Picture of Good excuse to build a new BBQ! (pouring the concrete walk)
Seeing how we wanted to pour some concrete for a new patio/walk, why not build a new BBQ from brick. Soooo we got to work and included some rebar where the BBQ would go.

Step 2: Concrete walk poured

Picture of Concrete walk poured
Even though I measured the location of the rebar time and time again, I still got a little nervous lol
Too late now!

Step 3: The next day after the pour

Picture of The next day after the pour
Showing again the locations of the rebar. I wanted to make sure I had reenforcement in certain areas.

Step 4: First course

Picture of First course
Using 4" partition block, I set the first course trying to keep things straight, plumb and level as I could.

Step 5: 2nd course

Picture of 2nd course
With the 2nd course almost finished and my son wanting to contribute to the project, we made up a form for the lentil. I constructed the lentil with two pieces of 1 1/2" angle that suported and cradled firebrick. We then made the plywood form and hung 1/2" rebar length wise and tied that into the vertical rebar. We then poured it using hydraulic cement until the cavities of the first and second course were filled and the form as well, making sure all the air bubbles were out.

=== Problem to solve ===
Answer these questions from the text on building a brick BBQ:
1. What was included in the concrete where the BBQ would go?
2. What type of block was used for the first course?
3. What kind of cement filled the cavities of the first and second courses?

=== Data section ===
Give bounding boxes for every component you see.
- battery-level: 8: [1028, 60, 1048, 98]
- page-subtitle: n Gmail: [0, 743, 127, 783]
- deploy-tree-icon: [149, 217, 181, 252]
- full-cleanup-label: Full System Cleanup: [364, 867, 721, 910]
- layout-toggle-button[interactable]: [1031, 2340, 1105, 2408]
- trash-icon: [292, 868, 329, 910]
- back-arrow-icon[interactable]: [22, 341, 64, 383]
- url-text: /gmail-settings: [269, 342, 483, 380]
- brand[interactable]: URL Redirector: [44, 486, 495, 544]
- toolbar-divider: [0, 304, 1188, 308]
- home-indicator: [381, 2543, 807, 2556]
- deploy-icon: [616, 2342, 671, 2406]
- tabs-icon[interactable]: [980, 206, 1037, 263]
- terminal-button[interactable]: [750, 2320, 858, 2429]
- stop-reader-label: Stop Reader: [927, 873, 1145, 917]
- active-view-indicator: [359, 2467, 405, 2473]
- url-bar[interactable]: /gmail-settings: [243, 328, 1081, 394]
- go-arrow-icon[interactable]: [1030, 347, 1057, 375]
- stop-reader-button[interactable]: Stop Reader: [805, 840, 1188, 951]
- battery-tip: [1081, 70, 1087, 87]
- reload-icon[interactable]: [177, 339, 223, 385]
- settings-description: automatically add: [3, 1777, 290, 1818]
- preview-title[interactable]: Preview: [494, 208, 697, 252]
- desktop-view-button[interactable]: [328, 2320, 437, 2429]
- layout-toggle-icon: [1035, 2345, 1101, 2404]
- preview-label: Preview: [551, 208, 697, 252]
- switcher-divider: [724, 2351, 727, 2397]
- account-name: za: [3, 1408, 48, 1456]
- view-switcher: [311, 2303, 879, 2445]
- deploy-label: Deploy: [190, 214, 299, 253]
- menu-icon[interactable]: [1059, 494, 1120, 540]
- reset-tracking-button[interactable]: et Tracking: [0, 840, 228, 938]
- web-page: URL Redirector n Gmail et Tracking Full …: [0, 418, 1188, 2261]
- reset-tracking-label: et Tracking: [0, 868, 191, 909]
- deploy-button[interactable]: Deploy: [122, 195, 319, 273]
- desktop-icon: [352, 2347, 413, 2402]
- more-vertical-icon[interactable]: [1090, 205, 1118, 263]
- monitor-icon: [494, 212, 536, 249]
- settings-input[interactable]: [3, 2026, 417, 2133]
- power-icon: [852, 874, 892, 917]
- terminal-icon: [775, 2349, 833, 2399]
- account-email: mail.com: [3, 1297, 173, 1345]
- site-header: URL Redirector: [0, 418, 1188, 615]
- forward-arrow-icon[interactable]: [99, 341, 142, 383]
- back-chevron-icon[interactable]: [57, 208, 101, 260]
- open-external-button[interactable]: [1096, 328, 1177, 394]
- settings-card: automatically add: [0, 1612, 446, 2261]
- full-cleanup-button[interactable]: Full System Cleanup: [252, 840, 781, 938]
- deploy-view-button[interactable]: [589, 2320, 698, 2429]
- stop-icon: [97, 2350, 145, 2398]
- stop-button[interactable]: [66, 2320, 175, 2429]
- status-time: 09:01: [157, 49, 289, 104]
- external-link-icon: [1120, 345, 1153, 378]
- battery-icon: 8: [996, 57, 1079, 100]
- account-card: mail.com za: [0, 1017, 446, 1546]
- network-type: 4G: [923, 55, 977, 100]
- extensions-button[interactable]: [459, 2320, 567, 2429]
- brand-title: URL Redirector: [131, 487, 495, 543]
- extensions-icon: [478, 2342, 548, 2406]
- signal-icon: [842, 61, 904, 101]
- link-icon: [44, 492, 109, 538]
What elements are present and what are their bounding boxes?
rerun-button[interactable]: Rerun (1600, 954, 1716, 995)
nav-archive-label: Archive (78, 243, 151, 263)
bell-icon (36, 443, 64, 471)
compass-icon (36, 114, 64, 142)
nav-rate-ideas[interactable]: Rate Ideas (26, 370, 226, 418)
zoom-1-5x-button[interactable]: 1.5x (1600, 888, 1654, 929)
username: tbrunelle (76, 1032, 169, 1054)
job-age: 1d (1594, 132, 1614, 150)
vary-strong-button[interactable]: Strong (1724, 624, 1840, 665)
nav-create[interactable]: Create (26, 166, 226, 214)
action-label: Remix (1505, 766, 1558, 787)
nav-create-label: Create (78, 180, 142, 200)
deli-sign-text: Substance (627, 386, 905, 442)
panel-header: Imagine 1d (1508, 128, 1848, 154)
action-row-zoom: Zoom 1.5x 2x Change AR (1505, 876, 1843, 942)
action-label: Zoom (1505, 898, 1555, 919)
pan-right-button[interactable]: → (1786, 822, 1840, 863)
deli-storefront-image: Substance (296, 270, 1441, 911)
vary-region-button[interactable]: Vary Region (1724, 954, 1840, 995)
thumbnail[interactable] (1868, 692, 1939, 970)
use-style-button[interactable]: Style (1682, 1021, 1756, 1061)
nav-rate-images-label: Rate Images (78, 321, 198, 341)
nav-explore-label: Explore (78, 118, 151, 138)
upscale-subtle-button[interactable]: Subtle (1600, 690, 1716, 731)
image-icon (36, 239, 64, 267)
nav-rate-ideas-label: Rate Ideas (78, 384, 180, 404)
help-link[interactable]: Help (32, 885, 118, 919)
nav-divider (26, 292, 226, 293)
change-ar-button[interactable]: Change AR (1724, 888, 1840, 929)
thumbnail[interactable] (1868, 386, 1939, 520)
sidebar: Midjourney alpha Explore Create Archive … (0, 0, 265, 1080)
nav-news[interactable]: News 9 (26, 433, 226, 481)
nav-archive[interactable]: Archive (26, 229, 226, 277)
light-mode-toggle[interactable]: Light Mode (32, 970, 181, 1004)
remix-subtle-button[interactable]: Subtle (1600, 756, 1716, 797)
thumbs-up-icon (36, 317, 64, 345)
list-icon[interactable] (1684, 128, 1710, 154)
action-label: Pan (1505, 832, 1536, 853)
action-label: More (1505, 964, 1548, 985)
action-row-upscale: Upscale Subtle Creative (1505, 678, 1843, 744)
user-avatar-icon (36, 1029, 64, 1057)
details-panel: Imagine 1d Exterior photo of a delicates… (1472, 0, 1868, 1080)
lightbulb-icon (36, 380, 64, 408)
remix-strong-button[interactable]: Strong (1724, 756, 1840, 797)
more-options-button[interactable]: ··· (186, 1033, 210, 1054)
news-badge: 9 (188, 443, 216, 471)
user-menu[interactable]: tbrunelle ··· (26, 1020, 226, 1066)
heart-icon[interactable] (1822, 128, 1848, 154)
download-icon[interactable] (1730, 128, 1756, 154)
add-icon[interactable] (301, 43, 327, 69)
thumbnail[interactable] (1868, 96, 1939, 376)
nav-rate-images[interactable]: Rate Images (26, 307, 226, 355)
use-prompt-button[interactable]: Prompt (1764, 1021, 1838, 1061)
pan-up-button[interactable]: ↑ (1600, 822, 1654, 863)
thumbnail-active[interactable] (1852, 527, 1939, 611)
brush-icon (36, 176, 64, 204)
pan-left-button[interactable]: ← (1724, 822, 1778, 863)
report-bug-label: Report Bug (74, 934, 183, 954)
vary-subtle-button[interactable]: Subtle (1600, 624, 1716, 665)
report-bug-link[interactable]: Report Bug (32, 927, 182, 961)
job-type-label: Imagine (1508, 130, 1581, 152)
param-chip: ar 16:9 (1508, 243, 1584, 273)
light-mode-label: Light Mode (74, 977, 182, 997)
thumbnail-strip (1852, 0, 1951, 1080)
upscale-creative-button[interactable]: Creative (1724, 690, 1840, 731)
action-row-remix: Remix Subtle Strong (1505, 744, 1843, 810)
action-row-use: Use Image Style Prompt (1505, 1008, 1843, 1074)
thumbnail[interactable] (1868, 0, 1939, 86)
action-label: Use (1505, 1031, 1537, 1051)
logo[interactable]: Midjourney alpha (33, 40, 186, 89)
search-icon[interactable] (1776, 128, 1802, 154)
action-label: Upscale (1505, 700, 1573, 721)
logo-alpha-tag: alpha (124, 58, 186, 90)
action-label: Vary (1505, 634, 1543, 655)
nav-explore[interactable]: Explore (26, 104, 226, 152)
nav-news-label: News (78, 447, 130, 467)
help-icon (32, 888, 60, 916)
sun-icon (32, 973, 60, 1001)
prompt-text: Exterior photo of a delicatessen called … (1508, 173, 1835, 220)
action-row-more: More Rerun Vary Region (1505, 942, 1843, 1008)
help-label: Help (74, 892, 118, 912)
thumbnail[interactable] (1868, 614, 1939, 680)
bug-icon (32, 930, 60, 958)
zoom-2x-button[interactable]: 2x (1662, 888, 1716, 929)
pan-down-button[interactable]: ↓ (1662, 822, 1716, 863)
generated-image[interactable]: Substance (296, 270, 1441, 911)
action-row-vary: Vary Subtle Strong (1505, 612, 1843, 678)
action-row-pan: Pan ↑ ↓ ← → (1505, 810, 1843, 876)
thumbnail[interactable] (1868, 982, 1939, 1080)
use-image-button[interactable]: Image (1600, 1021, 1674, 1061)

=== Result of the task ===
1. Rebar.
2. 4" partition block.
3. Hydraulic cement.